§ **TEXTAUSSCHNITT**
——

Gastrezension von Rainer Innreiter

Die 1975 erschienene Nummer 37 markierte den Beginn dessen, was ich „die goldenen Jahre“ des LTB nennen möchte. Bis 1979 gab es eine Reihe an Bänden, deren Geschichten an Originalität, Witz und Atmosphäre einmalig sind. Um das Fazit gleich vorweg zu nehmen: Alle fünf enthaltenen Geschichten sind wärmstens zu empfehlen, um sich von den trostlosen LTBs der letzten Jahre zu erholen und daran erinnert zu werden, auf welch hohem Niveau der geneigte Leser doch dereinst unterhalten wurde.

Anders als in den meisten anderen Bänden früherer Jahre, ist die Vorgeschichte durchaus akzeptabel gestaltet und fügt sich halbwegs sinnvoll und mit guten Zeichnungen ausgestattet zu einem Ganzen, das vorliegendes LTB wunderbar abrundet.

Wie so oft konkurriert Dagobert mit seinem ewigen Widersacher Klaas Klever, der von der Stadt Entenhausen einen Orden wegen seiner Verdienste bekommen soll. Klar, dass Duck senior mit allen Mitteln versucht, den „Emporkömmling“ auszustechen.

Den ersten Wettstreit liefert die Geschichte Das fliegende Drachenboot. Ein pompöser Festakt zu Ehren Klevers liegt der anwesenden Duck-Familie schwer im Magen. Während Tick, Trick und Track fürchten, dass ein neu errichtetes Gebäude, das Klever der Stadt großzügig übereignet, sich als neue Schule entpuppt, stößt sich Dagobert Duck an den Worten des Bürgermeisters, der Klever als reichsten Mann der Entenmetropole bezeichnet.

——

§ **BEREITGESTELLTE DATEN**
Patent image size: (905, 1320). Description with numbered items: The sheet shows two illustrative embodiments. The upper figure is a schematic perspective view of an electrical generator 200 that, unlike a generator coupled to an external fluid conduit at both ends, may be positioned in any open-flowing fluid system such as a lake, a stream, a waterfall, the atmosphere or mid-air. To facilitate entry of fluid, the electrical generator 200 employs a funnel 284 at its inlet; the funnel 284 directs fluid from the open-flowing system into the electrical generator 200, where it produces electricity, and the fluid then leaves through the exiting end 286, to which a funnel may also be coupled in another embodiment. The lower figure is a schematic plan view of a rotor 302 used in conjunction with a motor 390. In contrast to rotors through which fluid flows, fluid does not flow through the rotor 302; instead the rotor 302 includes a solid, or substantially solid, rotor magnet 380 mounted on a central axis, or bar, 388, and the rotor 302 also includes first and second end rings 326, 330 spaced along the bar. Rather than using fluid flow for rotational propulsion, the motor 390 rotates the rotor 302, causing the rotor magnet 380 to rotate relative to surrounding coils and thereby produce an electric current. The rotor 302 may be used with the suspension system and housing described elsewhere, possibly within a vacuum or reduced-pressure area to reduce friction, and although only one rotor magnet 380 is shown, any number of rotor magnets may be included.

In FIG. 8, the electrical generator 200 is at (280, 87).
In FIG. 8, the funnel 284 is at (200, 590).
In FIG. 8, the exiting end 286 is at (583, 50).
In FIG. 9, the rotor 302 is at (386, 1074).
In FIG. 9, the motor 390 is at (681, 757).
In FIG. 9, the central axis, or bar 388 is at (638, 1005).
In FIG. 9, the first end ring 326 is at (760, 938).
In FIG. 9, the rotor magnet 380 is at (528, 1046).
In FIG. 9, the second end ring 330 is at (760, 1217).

——

§ **AUFGABENLISTE**
• A. In welchem Jahr erschien laut der Gastrezension zum LTB die Nummer 37?
• B. Schreib aus der Gastrezension zum LTB die Stelle ab, die mit „Gastrezension von Rainer“ beginnt und bis einschließlich „dereinst unterhalten wurde.“ reicht.
• C. Wie könnte die Gastrezension zum LTB Nummer 37 weitergehen? Setze sie nach ihrem letzten Satz fort.

§ **ANTWORTEN DER REIHE**
• A. 1975

• B.
Gastrezension von Rainer Innreiter

Die 1975 erschienene Nummer 37 markierte den Beginn dessen, was ich „die goldenen Jahre“ des LTB nennen möchte. Bis 1979 gab es eine Reihe an Bänden, deren Geschichten an Originalität, Witz und Atmosphäre einmalig sind. Um das Fazit gleich vorweg zu nehmen: Alle fünf enthaltenen Geschichten sind wärmstens zu empfehlen, um sich von den trostlosen LTBs der letzten Jahre zu erholen und daran erinnert zu werden, auf welch hohem Niveau der geneigte Leser doch dereinst unterhalten wurde.

• C.
Nach einem abgewiesenen Protest durch den Stadtobersten, wird das Gebäude offiziell eröffnet. Es handelt sich um ein Schifffahrtsmuseum. Mit dem geübten Blick des fintenreichen Fuchses erkennt Dagobert, dass dem Museum nur eine Kleinigkeit fehlt: Exponate…
Darauf hingewiesen beschließt der Stadtrat, Klevers Ehrung auf Eis zu legen, bis dieser sein Museum mit etwas, das „fährt, schwimmt oder treibt“ (O-Ton Klever) auffüllt – vorausgesetzt, es ist keine Makrele, wie der Bürgermeister aus ästhetischen Gründen anmerkt.
Was folgt, ist logisch: Klever will ein Schiff kaufen und ins Museum überstellen, während Dagobert vollmundig verlautbaren lässt, dieses Unterfangen zu torpedieren. Nachdem ihm Klever eine Ansichtskarte aus Oslo geschickt hat, begeben sich die Ducks auf die Reise nach Skandinavien, da sie zu Recht annehmen, dass Dagoberts Kontrahent dort ein Schiff erworben hat. Die Vorsicht lassen sie außer Acht, denn natürlich war die Ansichtskarte eine Falle, in die sie prompt tappen.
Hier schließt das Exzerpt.